▶ Challenge
Repeat the entire listing exactly.

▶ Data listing
START

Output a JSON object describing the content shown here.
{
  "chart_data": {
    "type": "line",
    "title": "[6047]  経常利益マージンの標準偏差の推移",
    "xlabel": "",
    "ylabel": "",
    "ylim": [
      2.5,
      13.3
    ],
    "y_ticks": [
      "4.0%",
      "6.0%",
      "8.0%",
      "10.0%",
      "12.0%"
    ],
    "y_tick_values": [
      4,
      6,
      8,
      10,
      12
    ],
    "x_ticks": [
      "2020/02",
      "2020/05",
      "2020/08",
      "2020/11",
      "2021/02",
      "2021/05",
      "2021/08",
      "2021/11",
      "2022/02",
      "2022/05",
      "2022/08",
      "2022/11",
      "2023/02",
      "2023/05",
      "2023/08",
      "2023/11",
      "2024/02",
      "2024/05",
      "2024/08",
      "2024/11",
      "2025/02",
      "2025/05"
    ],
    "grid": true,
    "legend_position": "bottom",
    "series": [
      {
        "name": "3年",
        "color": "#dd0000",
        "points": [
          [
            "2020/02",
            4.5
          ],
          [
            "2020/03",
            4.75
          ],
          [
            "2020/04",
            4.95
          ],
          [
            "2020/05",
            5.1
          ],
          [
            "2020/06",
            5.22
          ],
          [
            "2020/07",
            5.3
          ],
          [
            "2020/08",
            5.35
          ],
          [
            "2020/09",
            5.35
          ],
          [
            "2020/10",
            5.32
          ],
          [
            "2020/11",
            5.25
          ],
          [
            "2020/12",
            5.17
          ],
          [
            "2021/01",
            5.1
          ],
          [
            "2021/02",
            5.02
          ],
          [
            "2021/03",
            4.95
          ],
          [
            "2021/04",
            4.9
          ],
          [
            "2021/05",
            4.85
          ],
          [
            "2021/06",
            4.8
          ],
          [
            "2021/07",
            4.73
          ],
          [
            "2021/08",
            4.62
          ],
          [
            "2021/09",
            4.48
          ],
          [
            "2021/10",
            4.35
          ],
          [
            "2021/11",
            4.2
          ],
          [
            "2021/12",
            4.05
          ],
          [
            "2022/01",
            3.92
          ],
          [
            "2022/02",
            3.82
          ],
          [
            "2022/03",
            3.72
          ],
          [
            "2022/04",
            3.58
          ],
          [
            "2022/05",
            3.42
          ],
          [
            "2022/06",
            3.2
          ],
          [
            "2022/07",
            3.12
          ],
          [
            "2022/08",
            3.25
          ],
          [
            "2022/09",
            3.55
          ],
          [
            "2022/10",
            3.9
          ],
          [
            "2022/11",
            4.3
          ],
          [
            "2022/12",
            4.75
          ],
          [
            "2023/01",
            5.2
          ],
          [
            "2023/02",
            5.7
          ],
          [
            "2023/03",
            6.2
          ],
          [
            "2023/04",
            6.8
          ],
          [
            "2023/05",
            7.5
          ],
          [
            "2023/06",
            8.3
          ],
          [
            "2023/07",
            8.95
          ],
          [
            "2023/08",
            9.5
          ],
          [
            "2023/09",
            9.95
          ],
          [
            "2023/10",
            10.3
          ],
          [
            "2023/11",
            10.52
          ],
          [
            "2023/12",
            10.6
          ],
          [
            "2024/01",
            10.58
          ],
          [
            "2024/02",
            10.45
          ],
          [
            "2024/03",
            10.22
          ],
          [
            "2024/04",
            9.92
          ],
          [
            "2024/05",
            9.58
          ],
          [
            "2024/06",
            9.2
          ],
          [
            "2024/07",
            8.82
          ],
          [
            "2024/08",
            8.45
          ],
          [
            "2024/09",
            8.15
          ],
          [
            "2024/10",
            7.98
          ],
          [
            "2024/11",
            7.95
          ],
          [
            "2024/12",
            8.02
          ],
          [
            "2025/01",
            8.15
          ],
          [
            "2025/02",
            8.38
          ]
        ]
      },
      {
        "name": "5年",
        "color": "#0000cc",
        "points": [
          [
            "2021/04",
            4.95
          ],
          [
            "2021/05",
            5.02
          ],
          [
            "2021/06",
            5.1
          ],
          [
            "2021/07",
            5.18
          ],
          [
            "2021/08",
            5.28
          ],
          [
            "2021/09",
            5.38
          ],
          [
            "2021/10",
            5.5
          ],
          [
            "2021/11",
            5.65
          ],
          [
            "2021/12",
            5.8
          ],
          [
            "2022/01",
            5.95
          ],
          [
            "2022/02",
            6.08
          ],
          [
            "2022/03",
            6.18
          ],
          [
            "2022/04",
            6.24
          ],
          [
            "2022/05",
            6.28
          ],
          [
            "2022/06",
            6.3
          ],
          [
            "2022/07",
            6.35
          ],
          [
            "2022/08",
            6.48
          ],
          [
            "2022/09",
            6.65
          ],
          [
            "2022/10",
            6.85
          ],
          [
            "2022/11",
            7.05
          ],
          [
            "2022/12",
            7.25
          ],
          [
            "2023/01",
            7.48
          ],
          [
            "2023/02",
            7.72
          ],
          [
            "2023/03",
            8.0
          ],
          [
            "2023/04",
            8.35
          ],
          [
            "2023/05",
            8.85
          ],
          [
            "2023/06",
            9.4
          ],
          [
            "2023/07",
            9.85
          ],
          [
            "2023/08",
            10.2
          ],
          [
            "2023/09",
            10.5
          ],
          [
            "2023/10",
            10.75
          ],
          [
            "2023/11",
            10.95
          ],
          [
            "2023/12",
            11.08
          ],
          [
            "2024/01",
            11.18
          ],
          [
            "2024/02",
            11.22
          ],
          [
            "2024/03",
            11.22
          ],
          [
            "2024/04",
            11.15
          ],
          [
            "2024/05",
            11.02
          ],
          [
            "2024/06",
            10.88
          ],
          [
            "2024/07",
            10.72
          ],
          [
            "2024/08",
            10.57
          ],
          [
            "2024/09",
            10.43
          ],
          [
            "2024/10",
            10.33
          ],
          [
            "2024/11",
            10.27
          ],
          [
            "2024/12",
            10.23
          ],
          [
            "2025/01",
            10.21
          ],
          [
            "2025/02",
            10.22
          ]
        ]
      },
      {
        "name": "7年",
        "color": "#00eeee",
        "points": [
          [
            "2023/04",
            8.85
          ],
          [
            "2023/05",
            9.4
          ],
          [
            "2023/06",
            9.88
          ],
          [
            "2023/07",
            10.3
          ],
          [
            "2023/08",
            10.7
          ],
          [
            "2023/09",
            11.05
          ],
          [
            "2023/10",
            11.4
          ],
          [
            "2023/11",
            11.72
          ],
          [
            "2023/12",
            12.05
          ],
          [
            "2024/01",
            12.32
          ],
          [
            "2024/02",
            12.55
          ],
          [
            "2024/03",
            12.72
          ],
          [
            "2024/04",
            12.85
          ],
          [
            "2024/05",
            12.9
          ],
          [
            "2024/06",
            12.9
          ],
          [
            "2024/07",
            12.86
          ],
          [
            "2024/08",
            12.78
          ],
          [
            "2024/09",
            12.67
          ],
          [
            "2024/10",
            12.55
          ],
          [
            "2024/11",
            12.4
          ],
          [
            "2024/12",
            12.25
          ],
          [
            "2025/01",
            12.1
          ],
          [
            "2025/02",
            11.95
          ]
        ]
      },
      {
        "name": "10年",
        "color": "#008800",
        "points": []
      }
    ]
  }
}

END

▶ Answer to this exercise
Output a JSON object describing the content shown here.
{
  "chart_data": {
    "type": "line",
    "title": "[6047]  経常利益マージンの標準偏差の推移",
    "xlabel": "",
    "ylabel": "",
    "ylim": [
      2.5,
      13.3
    ],
    "y_ticks": [
      "4.0%",
      "6.0%",
      "8.0%",
      "10.0%",
      "12.0%"
    ],
    "y_tick_values": [
      4,
      6,
      8,
      10,
      12
    ],
    "x_ticks": [
      "2020/02",
      "2020/05",
      "2020/08",
      "2020/11",
      "2021/02",
      "2021/05",
      "2021/08",
      "2021/11",
      "2022/02",
      "2022/05",
      "2022/08",
      "2022/11",
      "2023/02",
      "2023/05",
      "2023/08",
      "2023/11",
      "2024/02",
      "2024/05",
      "2024/08",
      "2024/11",
      "2025/02",
      "2025/05"
    ],
    "grid": true,
    "legend_position": "bottom",
    "series": [
      {
        "name": "3年",
        "color": "#dd0000",
        "points": [
          [
            "2020/02",
            4.5
          ],
          [
            "2020/03",
            4.75
          ],
          [
            "2020/04",
            4.95
          ],
          [
            "2020/05",
            5.1
          ],
          [
            "2020/06",
            5.22
          ],
          [
            "2020/07",
            5.3
          ],
          [
            "2020/08",
            5.35
          ],
          [
            "2020/09",
            5.35
          ],
          [
            "2020/10",
            5.32
          ],
          [
            "2020/11",
            5.25
          ],
          [
            "2020/12",
            5.17
          ],
          [
            "2021/01",
            5.1
          ],
          [
            "2021/02",
            5.02
          ],
          [
            "2021/03",
            4.95
          ],
          [
            "2021/04",
            4.9
          ],
          [
            "2021/05",
            4.85
          ],
          [
            "2021/06",
            4.8
          ],
          [
            "2021/07",
            4.73
          ],
          [
            "2021/08",
            4.62
          ],
          [
            "2021/09",
            4.48
          ],
          [
            "2021/10",
            4.35
          ],
          [
            "2021/11",
            4.2
          ],
          [
            "2021/12",
            4.05
          ],
          [
            "2022/01",
            3.92
          ],
          [
            "2022/02",
            3.82
          ],
          [
            "2022/03",
            3.72
          ],
          [
            "2022/04",
            3.58
          ],
          [
            "2022/05",
            3.42
          ],
          [
            "2022/06",
            3.2
          ],
          [
            "2022/07",
            3.12
          ],
          [
            "2022/08",
            3.25
          ],
          [
            "2022/09",
            3.55
          ],
          [
            "2022/10",
            3.9
          ],
          [
            "2022/11",
            4.3
          ],
          [
            "2022/12",
            4.75
          ],
          [
            "2023/01",
            5.2
          ],
          [
            "2023/02",
            5.7
          ],
          [
            "2023/03",
            6.2
          ],
          [
            "2023/04",
            6.8
          ],
          [
            "2023/05",
            7.5
          ],
          [
            "2023/06",
            8.3
          ],
          [
            "2023/07",
            8.95
          ],
          [
            "2023/08",
            9.5
          ],
          [
            "2023/09",
            9.95
          ],
          [
            "2023/10",
            10.3
          ],
          [
            "2023/11",
            10.52
          ],
          [
            "2023/12",
            10.6
          ],
          [
            "2024/01",
            10.58
          ],
          [
            "2024/02",
            10.45
          ],
          [
            "2024/03",
            10.22
          ],
          [
            "2024/04",
            9.92
          ],
          [
            "2024/05",
            9.58
          ],
          [
            "2024/06",
            9.2
          ],
          [
            "2024/07",
            8.82
          ],
          [
            "2024/08",
            8.45
          ],
          [
            "2024/09",
            8.15
          ],
          [
            "2024/10",
            7.98
          ],
          [
            "2024/11",
            7.95
          ],
          [
            "2024/12",
            8.02
          ],
          [
            "2025/01",
            8.15
          ],
          [
            "2025/02",
            8.38
          ]
        ]
      },
      {
        "name": "5年",
        "color": "#0000cc",
        "points": [
          [
            "2021/04",
            4.95
          ],
          [
            "2021/05",
            5.02
          ],
          [
            "2021/06",
            5.1
          ],
          [
            "2021/07",
            5.18
          ],
          [
            "2021/08",
            5.28
          ],
          [
            "2021/09",
            5.38
          ],
          [
            "2021/10",
            5.5
          ],
          [
            "2021/11",
            5.65
          ],
          [
            "2021/12",
            5.8
          ],
          [
            "2022/01",
            5.95
          ],
          [
            "2022/02",
            6.08
          ],
          [
            "2022/03",
            6.18
          ],
          [
            "2022/04",
            6.24
          ],
          [
            "2022/05",
            6.28
          ],
          [
            "2022/06",
            6.3
          ],
          [
            "2022/07",
            6.35
          ],
          [
            "2022/08",
            6.48
          ],
          [
            "2022/09",
            6.65
          ],
          [
            "2022/10",
            6.85
          ],
          [
            "2022/11",
            7.05
          ],
          [
            "2022/12",
            7.25
          ],
          [
            "2023/01",
            7.48
          ],
          [
            "2023/02",
            7.72
          ],
          [
            "2023/03",
            8.0
          ],
          [
            "2023/04",
            8.35
          ],
          [
            "2023/05",
            8.85
          ],
          [
            "2023/06",
            9.4
          ],
          [
            "2023/07",
            9.85
          ],
          [
            "2023/08",
            10.2
          ],
          [
            "2023/09",
            10.5
          ],
          [
            "2023/10",
            10.75
          ],
          [
            "2023/11",
            10.95
          ],
          [
            "2023/12",
            11.08
          ],
          [
            "2024/01",
            11.18
          ],
          [
            "2024/02",
            11.22
          ],
          [
            "2024/03",
            11.22
          ],
          [
            "2024/04",
            11.15
          ],
          [
            "2024/05",
            11.02
          ],
          [
            "2024/06",
            10.88
          ],
          [
            "2024/07",
            10.72
          ],
          [
            "2024/08",
            10.57
          ],
          [
            "2024/09",
            10.43
          ],
          [
            "2024/10",
            10.33
          ],
          [
            "2024/11",
            10.27
          ],
          [
            "2024/12",
            10.23
          ],
          [
            "2025/01",
            10.21
          ],
          [
            "2025/02",
            10.22
          ]
        ]
      },
      {
        "name": "7年",
        "color": "#00eeee",
        "points": [
          [
            "2023/04",
            8.85
          ],
          [
            "2023/05",
            9.4
          ],
          [
            "2023/06",
            9.88
          ],
          [
            "2023/07",
            10.3
          ],
          [
            "2023/08",
            10.7
          ],
          [
            "2023/09",
            11.05
          ],
          [
            "2023/10",
            11.4
          ],
          [
            "2023/11",
            11.72
          ],
          [
            "2023/12",
            12.05
          ],
          [
            "2024/01",
            12.32
          ],
          [
            "2024/02",
            12.55
          ],
          [
            "2024/03",
            12.72
          ],
          [
            "2024/04",
            12.85
          ],
          [
            "2024/05",
            12.9
          ],
          [
            "2024/06",
            12.9
          ],
          [
            "2024/07",
            12.86
          ],
          [
            "2024/08",
            12.78
          ],
          [
            "2024/09",
            12.67
          ],
          [
            "2024/10",
            12.55
          ],
          [
            "2024/11",
            12.4
          ],
          [
            "2024/12",
            12.25
          ],
          [
            "2025/01",
            12.1
          ],
          [
            "2025/02",
            11.95
          ]
        ]
      },
      {
        "name": "10年",
        "color": "#008800",
        "points": []
      }
    ]
  }
}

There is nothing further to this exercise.